[START Provided data]

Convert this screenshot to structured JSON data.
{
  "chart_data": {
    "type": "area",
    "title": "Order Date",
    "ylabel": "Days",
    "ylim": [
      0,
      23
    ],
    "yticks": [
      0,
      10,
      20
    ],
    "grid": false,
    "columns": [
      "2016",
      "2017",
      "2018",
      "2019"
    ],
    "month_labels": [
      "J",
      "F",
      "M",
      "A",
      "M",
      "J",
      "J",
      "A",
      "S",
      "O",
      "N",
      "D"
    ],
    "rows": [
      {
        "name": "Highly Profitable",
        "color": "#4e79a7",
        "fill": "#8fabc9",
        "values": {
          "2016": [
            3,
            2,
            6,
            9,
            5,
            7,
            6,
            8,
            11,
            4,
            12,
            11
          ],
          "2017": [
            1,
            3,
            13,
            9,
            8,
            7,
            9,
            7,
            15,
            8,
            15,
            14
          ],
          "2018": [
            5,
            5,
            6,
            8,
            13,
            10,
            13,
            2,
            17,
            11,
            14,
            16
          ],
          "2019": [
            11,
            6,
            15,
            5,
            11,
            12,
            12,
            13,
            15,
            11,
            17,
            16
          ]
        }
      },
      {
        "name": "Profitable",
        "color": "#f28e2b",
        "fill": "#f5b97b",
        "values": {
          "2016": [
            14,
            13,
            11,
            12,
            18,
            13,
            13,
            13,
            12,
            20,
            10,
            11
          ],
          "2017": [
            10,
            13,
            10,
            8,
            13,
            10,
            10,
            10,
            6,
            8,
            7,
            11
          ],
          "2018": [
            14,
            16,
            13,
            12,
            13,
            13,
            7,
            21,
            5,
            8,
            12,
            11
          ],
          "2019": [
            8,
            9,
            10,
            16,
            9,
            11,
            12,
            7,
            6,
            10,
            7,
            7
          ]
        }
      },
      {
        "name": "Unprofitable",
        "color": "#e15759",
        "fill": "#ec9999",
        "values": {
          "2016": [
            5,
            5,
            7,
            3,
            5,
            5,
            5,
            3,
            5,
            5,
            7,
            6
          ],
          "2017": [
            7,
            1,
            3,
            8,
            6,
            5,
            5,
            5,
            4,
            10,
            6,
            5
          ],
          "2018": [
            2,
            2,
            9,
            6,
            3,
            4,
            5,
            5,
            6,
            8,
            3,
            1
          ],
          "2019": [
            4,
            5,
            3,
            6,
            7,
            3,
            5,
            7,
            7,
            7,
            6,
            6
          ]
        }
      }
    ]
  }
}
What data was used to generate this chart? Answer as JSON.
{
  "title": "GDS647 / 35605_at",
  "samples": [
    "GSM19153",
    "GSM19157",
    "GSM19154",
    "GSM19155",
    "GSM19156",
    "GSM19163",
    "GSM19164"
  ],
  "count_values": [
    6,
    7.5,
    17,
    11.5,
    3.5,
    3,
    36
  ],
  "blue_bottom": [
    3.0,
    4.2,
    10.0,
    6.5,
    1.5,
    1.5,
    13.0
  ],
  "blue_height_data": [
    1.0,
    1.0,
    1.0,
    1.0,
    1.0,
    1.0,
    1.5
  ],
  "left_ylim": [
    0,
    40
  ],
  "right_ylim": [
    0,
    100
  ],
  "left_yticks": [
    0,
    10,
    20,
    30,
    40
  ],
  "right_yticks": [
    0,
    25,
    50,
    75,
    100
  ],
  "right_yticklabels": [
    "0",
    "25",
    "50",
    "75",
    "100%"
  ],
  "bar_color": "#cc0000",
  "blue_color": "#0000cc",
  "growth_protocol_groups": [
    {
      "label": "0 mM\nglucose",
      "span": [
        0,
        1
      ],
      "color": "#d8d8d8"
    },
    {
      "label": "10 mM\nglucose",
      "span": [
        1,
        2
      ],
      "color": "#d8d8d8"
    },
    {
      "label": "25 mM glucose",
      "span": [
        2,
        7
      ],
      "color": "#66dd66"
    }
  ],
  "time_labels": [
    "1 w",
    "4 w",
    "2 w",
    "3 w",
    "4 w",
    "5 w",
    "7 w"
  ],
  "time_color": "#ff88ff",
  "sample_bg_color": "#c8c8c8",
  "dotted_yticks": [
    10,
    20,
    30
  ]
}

[END Provided data]

» Exercise goal
Print the material verbatim, all of it.

» The answer
Convert this screenshot to structured JSON data.
{
  "chart_data": {
    "type": "area",
    "title": "Order Date",
    "ylabel": "Days",
    "ylim": [
      0,
      23
    ],
    "yticks": [
      0,
      10,
      20
    ],
    "grid": false,
    "columns": [
      "2016",
      "2017",
      "2018",
      "2019"
    ],
    "month_labels": [
      "J",
      "F",
      "M",
      "A",
      "M",
      "J",
      "J",
      "A",
      "S",
      "O",
      "N",
      "D"
    ],
    "rows": [
      {
        "name": "Highly Profitable",
        "color": "#4e79a7",
        "fill": "#8fabc9",
        "values": {
          "2016": [
            3,
            2,
            6,
            9,
            5,
            7,
            6,
            8,
            11,
            4,
            12,
            11
          ],
          "2017": [
            1,
            3,
            13,
            9,
            8,
            7,
            9,
            7,
            15,
            8,
            15,
            14
          ],
          "2018": [
            5,
            5,
            6,
            8,
            13,
            10,
            13,
            2,
            17,
            11,
            14,
            16
          ],
          "2019": [
            11,
            6,
            15,
            5,
            11,
            12,
            12,
            13,
            15,
            11,
            17,
            16
          ]
        }
      },
      {
        "name": "Profitable",
        "color": "#f28e2b",
        "fill": "#f5b97b",
        "values": {
          "2016": [
            14,
            13,
            11,
            12,
            18,
            13,
            13,
            13,
            12,
            20,
            10,
            11
          ],
          "2017": [
            10,
            13,
            10,
            8,
            13,
            10,
            10,
            10,
            6,
            8,
            7,
            11
          ],
          "2018": [
            14,
            16,
            13,
            12,
            13,
            13,
            7,
            21,
            5,
            8,
            12,
            11
          ],
          "2019": [
            8,
            9,
            10,
            16,
            9,
            11,
            12,
            7,
            6,
            10,
            7,
            7
          ]
        }
      },
      {
        "name": "Unprofitable",
        "color": "#e15759",
        "fill": "#ec9999",
        "values": {
          "2016": [
            5,
            5,
            7,
            3,
            5,
            5,
            5,
            3,
            5,
            5,
            7,
            6
          ],
          "2017": [
            7,
            1,
            3,
            8,
            6,
            5,
            5,
            5,
            4,
            10,
            6,
            5
          ],
          "2018": [
            2,
            2,
            9,
            6,
            3,
            4,
            5,
            5,
            6,
            8,
            3,
            1
          ],
          "2019": [
            4,
            5,
            3,
            6,
            7,
            3,
            5,
            7,
            7,
            7,
            6,
            6
          ]
        }
      }
    ]
  }
}
What data was used to generate this chart? Answer as JSON.
{
  "title": "GDS647 / 35605_at",
  "samples": [
    "GSM19153",
    "GSM19157",
    "GSM19154",
    "GSM19155",
    "GSM19156",
    "GSM19163",
    "GSM19164"
  ],
  "count_values": [
    6,
    7.5,
    17,
    11.5,
    3.5,
    3,
    36
  ],
  "blue_bottom": [
    3.0,
    4.2,
    10.0,
    6.5,
    1.5,
    1.5,
    13.0
  ],
  "blue_height_data": [
    1.0,
    1.0,
    1.0,
    1.0,
    1.0,
    1.0,
    1.5
  ],
  "left_ylim": [
    0,
    40
  ],
  "right_ylim": [
    0,
    100
  ],
  "left_yticks": [
    0,
    10,
    20,
    30,
    40
  ],
  "right_yticks": [
    0,
    25,
    50,
    75,
    100
  ],
  "right_yticklabels": [
    "0",
    "25",
    "50",
    "75",
    "100%"
  ],
  "bar_color": "#cc0000",
  "blue_color": "#0000cc",
  "growth_protocol_groups": [
    {
      "label": "0 mM\nglucose",
      "span": [
        0,
        1
      ],
      "color": "#d8d8d8"
    },
    {
      "label": "10 mM\nglucose",
      "span": [
        1,
        2
      ],
      "color": "#d8d8d8"
    },
    {
      "label": "25 mM glucose",
      "span": [
        2,
        7
      ],
      "color": "#66dd66"
    }
  ],
  "time_labels": [
    "1 w",
    "4 w",
    "2 w",
    "3 w",
    "4 w",
    "5 w",
    "7 w"
  ],
  "time_color": "#ff88ff",
  "sample_bg_color": "#c8c8c8",
  "dotted_yticks": [
    10,
    20,
    30
  ]
}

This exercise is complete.